Please write the listing below out again exactly, leaving every picture behind.

..............................

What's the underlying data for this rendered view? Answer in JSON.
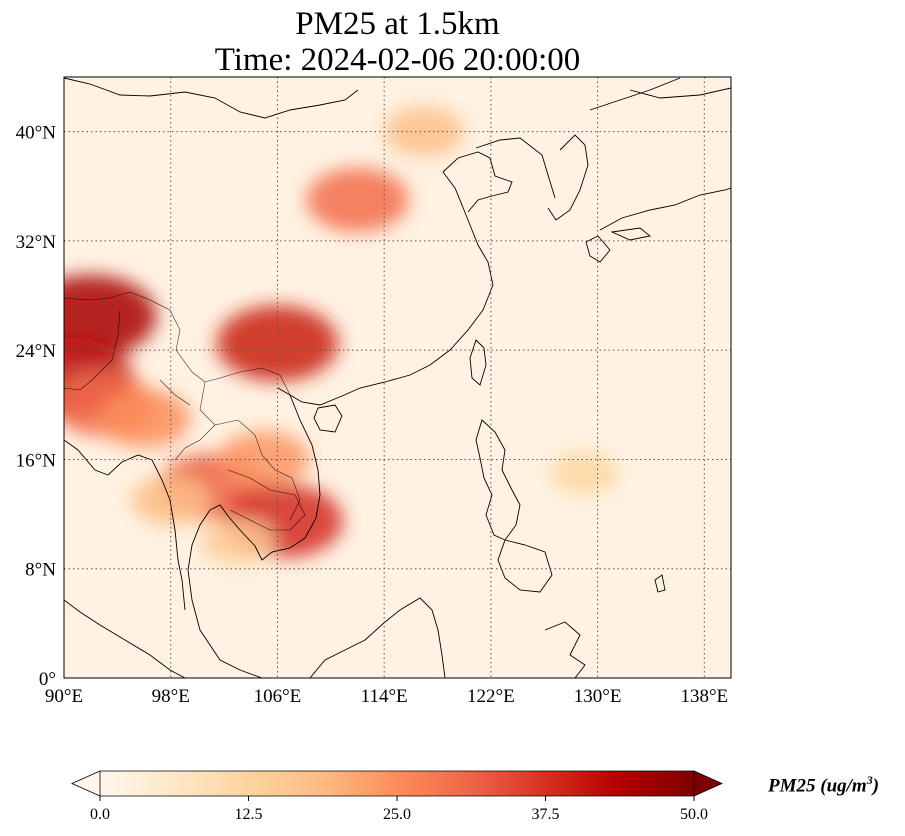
{
  "title": {
    "line1": "PM25 at 1.5km",
    "line2": "Time: 2024-02-06 20:00:00"
  },
  "map": {
    "variable": "PM25",
    "lon_range": [
      90,
      140
    ],
    "lat_range": [
      0,
      44
    ],
    "x_ticks": [
      "90°E",
      "98°E",
      "106°E",
      "114°E",
      "122°E",
      "130°E",
      "138°E"
    ],
    "x_tick_values": [
      90,
      98,
      106,
      114,
      122,
      130,
      138
    ],
    "y_ticks": [
      "0°",
      "8°N",
      "16°N",
      "24°N",
      "32°N",
      "40°N"
    ],
    "y_tick_values": [
      0,
      8,
      16,
      24,
      32,
      40
    ],
    "gridlines": "dotted",
    "colormap": "OrRd",
    "hotspots": [
      {
        "lon": 92,
        "lat": 26.5,
        "value": 45
      },
      {
        "lon": 90.5,
        "lat": 22,
        "value": 42
      },
      {
        "lon": 93,
        "lat": 20,
        "value": 30
      },
      {
        "lon": 96,
        "lat": 19,
        "value": 25
      },
      {
        "lon": 106,
        "lat": 24.5,
        "value": 40
      },
      {
        "lon": 112,
        "lat": 35,
        "value": 30
      },
      {
        "lon": 117,
        "lat": 40,
        "value": 18
      },
      {
        "lon": 101,
        "lat": 14,
        "value": 32
      },
      {
        "lon": 105,
        "lat": 16,
        "value": 24
      },
      {
        "lon": 106.5,
        "lat": 11.5,
        "value": 38
      },
      {
        "lon": 98,
        "lat": 13,
        "value": 18
      },
      {
        "lon": 103,
        "lat": 10,
        "value": 15
      },
      {
        "lon": 129,
        "lat": 15,
        "value": 12
      }
    ]
  },
  "colorbar": {
    "min": 0.0,
    "max": 50.0,
    "ticks": [
      "0.0",
      "12.5",
      "25.0",
      "37.5",
      "50.0"
    ],
    "extend": "both",
    "label_text": "PM25 (ug/m",
    "label_sup": "3",
    "label_close": ")",
    "colors": [
      "#fff7ec",
      "#fee8c8",
      "#fdd49e",
      "#fdbb84",
      "#fc8d59",
      "#ef6548",
      "#d7301f",
      "#b30000",
      "#7f0000"
    ]
  }
}
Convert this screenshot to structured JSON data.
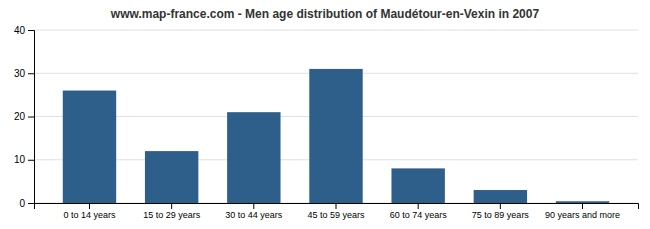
{
  "chart_data": {
    "type": "bar",
    "title": "www.map-france.com - Men age distribution of Maudétour-en-Vexin in 2007",
    "categories": [
      "0 to 14 years",
      "15 to 29 years",
      "30 to 44 years",
      "45 to 59 years",
      "60 to 74 years",
      "75 to 89 years",
      "90 years and more"
    ],
    "values": [
      26,
      12,
      21,
      31,
      8,
      3,
      0.4
    ],
    "color": "#2e5f8a",
    "ylim": [
      0,
      40
    ],
    "yticks": [
      0,
      10,
      20,
      30,
      40
    ],
    "grid": true
  }
}
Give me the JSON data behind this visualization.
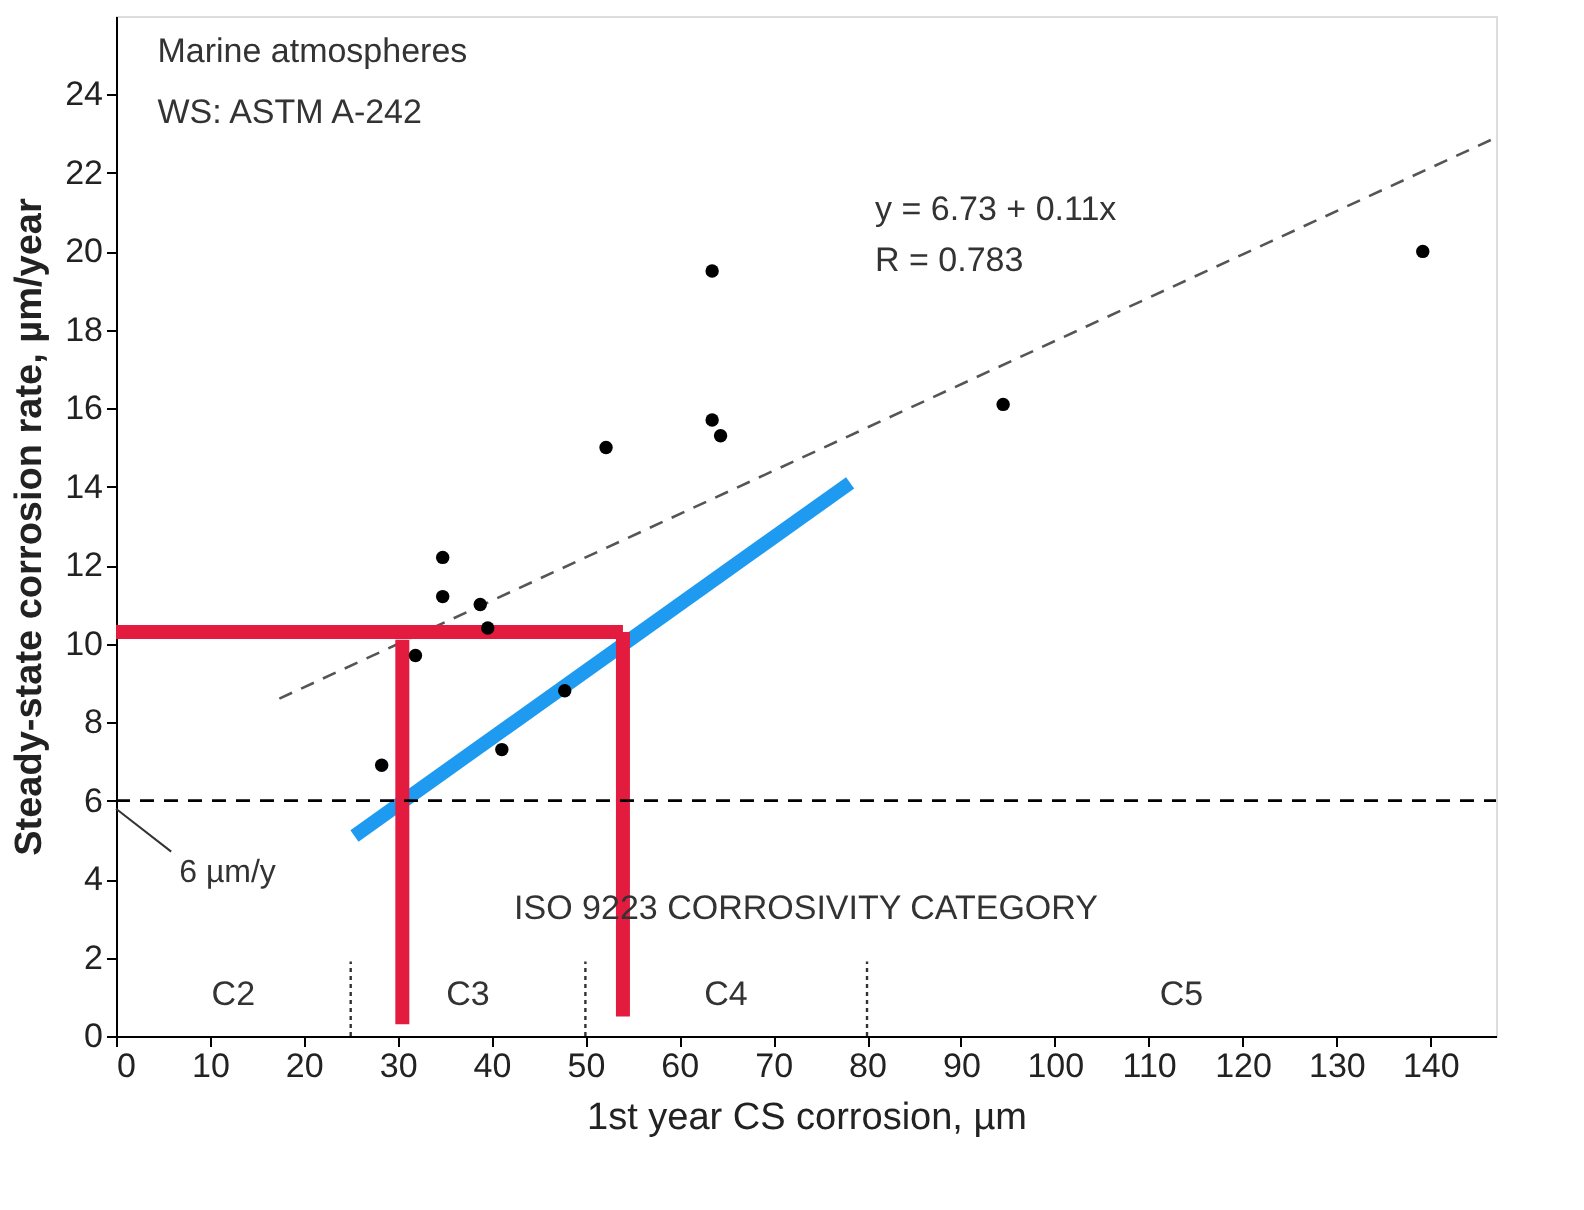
{
  "chart_data": {
    "type": "scatter",
    "xlabel": "1st year CS corrosion, µm",
    "ylabel": "Steady-state corrosion rate, µm/year",
    "xlim": [
      0,
      147
    ],
    "xticks": [
      0,
      10,
      20,
      30,
      40,
      50,
      60,
      70,
      80,
      90,
      100,
      110,
      120,
      130,
      140
    ],
    "ylim": [
      0,
      26
    ],
    "yticks": [
      0,
      2,
      4,
      6,
      8,
      10,
      12,
      14,
      16,
      18,
      20,
      22,
      24
    ],
    "grid": false,
    "series": [
      {
        "marker": "circle",
        "color": "#000000",
        "x": [
          28.3,
          31.9,
          34.8,
          34.8,
          38.8,
          39.6,
          41.1,
          47.8,
          52.2,
          63.5,
          63.5,
          64.4,
          94.5,
          139.2
        ],
        "values": [
          6.9,
          9.7,
          12.2,
          11.2,
          11.0,
          10.4,
          7.3,
          8.8,
          15.0,
          19.5,
          15.7,
          15.3,
          16.1,
          20.0
        ]
      },
      {
        "type": "line",
        "color": "#555555",
        "line_style": "dashed",
        "x": [
          17.4,
          147
        ],
        "values": [
          8.6,
          22.9
        ]
      },
      {
        "type": "line",
        "color": "#1e9bf0",
        "line_style": "solid",
        "x": [
          25.4,
          78.2
        ],
        "values": [
          5.1,
          14.1
        ]
      },
      {
        "type": "line",
        "color": "#e31b3f",
        "line_style": "solid",
        "x": [
          0,
          54
        ],
        "values": [
          10.3,
          10.3
        ]
      },
      {
        "type": "line",
        "color": "#e31b3f",
        "line_style": "solid",
        "x": [
          30.5,
          30.5
        ],
        "values": [
          0.3,
          10.1
        ]
      },
      {
        "type": "line",
        "color": "#e31b3f",
        "line_style": "solid",
        "x": [
          54,
          54
        ],
        "values": [
          0.5,
          10.3
        ]
      },
      {
        "type": "line",
        "color": "#333333",
        "line_style": "dotted",
        "x": [
          25,
          25
        ],
        "values": [
          0,
          1.9
        ]
      },
      {
        "type": "line",
        "color": "#333333",
        "line_style": "dotted",
        "x": [
          50,
          50
        ],
        "values": [
          0,
          1.9
        ]
      },
      {
        "type": "line",
        "color": "#333333",
        "line_style": "dotted",
        "x": [
          80,
          80
        ],
        "values": [
          0,
          1.9
        ]
      }
    ],
    "ref_lines": [
      {
        "axis": "y",
        "value": 6,
        "label": "6 µm/y",
        "color": "#000000",
        "line_style": "dashed"
      }
    ],
    "annotations": [
      "Marine atmospheres",
      "WS: ASTM A-242",
      "y = 6.73 + 0.11x",
      "R = 0.783",
      "ISO 9223 CORROSIVITY CATEGORY",
      "C2",
      "C3",
      "C4",
      "C5"
    ]
  }
}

..............................

Correct result:
What's the underlying data for this rendered view? Answer in JSON.
{
  "title": {
    "line1": "PM25 at 1.5km",
    "line2": "Time: 2024-02-06 20:00:00"
  },
  "map": {
    "variable": "PM25",
    "lon_range": [
      90,
      140
    ],
    "lat_range": [
      0,
      44
    ],
    "x_ticks": [
      "90°E",
      "98°E",
      "106°E",
      "114°E",
      "122°E",
      "130°E",
      "138°E"
    ],
    "x_tick_values": [
      90,
      98,
      106,
      114,
      122,
      130,
      138
    ],
    "y_ticks": [
      "0°",
      "8°N",
      "16°N",
      "24°N",
      "32°N",
      "40°N"
    ],
    "y_tick_values": [
      0,
      8,
      16,
      24,
      32,
      40
    ],
    "gridlines": "dotted",
    "colormap": "OrRd",
    "hotspots": [
      {
        "lon": 92,
        "lat": 26.5,
        "value": 45
      },
      {
        "lon": 90.5,
        "lat": 22,
        "value": 42
      },
      {
        "lon": 93,
        "lat": 20,
        "value": 30
      },
      {
        "lon": 96,
        "lat": 19,
        "value": 25
      },
      {
        "lon": 106,
        "lat": 24.5,
        "value": 40
      },
      {
        "lon": 112,
        "lat": 35,
        "value": 30
      },
      {
        "lon": 117,
        "lat": 40,
        "value": 18
      },
      {
        "lon": 101,
        "lat": 14,
        "value": 32
      },
      {
        "lon": 105,
        "lat": 16,
        "value": 24
      },
      {
        "lon": 106.5,
        "lat": 11.5,
        "value": 38
      },
      {
        "lon": 98,
        "lat": 13,
        "value": 18
      },
      {
        "lon": 103,
        "lat": 10,
        "value": 15
      },
      {
        "lon": 129,
        "lat": 15,
        "value": 12
      }
    ]
  },
  "colorbar": {
    "min": 0.0,
    "max": 50.0,
    "ticks": [
      "0.0",
      "12.5",
      "25.0",
      "37.5",
      "50.0"
    ],
    "extend": "both",
    "label_text": "PM25 (ug/m",
    "label_sup": "3",
    "label_close": ")",
    "colors": [
      "#fff7ec",
      "#fee8c8",
      "#fdd49e",
      "#fdbb84",
      "#fc8d59",
      "#ef6548",
      "#d7301f",
      "#b30000",
      "#7f0000"
    ]
  }
}
Convert this screenshot to structured JSON data.
{
  "chart_data": {
    "type": "bar",
    "title": "www.map-france.com - Men age distribution of Maudétour-en-Vexin in 2007",
    "categories": [
      "0 to 14 years",
      "15 to 29 years",
      "30 to 44 years",
      "45 to 59 years",
      "60 to 74 years",
      "75 to 89 years",
      "90 years and more"
    ],
    "values": [
      26,
      12,
      21,
      31,
      8,
      3,
      0.4
    ],
    "color": "#2e5f8a",
    "ylim": [
      0,
      40
    ],
    "yticks": [
      0,
      10,
      20,
      30,
      40
    ],
    "grid": true
  }
}
Give me the JSON data behind this visualization.
{
  "chart_data": {
    "type": "scatter",
    "xlabel": "1st year CS corrosion, µm",
    "ylabel": "Steady-state corrosion rate, µm/year",
    "xlim": [
      0,
      147
    ],
    "xticks": [
      0,
      10,
      20,
      30,
      40,
      50,
      60,
      70,
      80,
      90,
      100,
      110,
      120,
      130,
      140
    ],
    "ylim": [
      0,
      26
    ],
    "yticks": [
      0,
      2,
      4,
      6,
      8,
      10,
      12,
      14,
      16,
      18,
      20,
      22,
      24
    ],
    "grid": false,
    "series": [
      {
        "marker": "circle",
        "color": "#000000",
        "x": [
          28.3,
          31.9,
          34.8,
          34.8,
          38.8,
          39.6,
          41.1,
          47.8,
          52.2,
          63.5,
          63.5,
          64.4,
          94.5,
          139.2
        ],
        "values": [
          6.9,
          9.7,
          12.2,
          11.2,
          11.0,
          10.4,
          7.3,
          8.8,
          15.0,
          19.5,
          15.7,
          15.3,
          16.1,
          20.0
        ]
      },
      {
        "type": "line",
        "color": "#555555",
        "line_style": "dashed",
        "x": [
          17.4,
          147
        ],
        "values": [
          8.6,
          22.9
        ]
      },
      {
        "type": "line",
        "color": "#1e9bf0",
        "line_style": "solid",
        "x": [
          25.4,
          78.2
        ],
        "values": [
          5.1,
          14.1
        ]
      },
      {
        "type": "line",
        "color": "#e31b3f",
        "line_style": "solid",
        "x": [
          0,
          54
        ],
        "values": [
          10.3,
          10.3
        ]
      },
      {
        "type": "line",
        "color": "#e31b3f",
        "line_style": "solid",
        "x": [
          30.5,
          30.5
        ],
        "values": [
          0.3,
          10.1
        ]
      },
      {
        "type": "line",
        "color": "#e31b3f",
        "line_style": "solid",
        "x": [
          54,
          54
        ],
        "values": [
          0.5,
          10.3
        ]
      },
      {
        "type": "line",
        "color": "#333333",
        "line_style": "dotted",
        "x": [
          25,
          25
        ],
        "values": [
          0,
          1.9
        ]
      },
      {
        "type": "line",
        "color": "#333333",
        "line_style": "dotted",
        "x": [
          50,
          50
        ],
        "values": [
          0,
          1.9
        ]
      },
      {
        "type": "line",
        "color": "#333333",
        "line_style": "dotted",
        "x": [
          80,
          80
        ],
        "values": [
          0,
          1.9
        ]
      }
    ],
    "ref_lines": [
      {
        "axis": "y",
        "value": 6,
        "label": "6 µm/y",
        "color": "#000000",
        "line_style": "dashed"
      }
    ],
    "annotations": [
      "Marine atmospheres",
      "WS: ASTM A-242",
      "y = 6.73 + 0.11x",
      "R = 0.783",
      "ISO 9223 CORROSIVITY CATEGORY",
      "C2",
      "C3",
      "C4",
      "C5"
    ]
  }
}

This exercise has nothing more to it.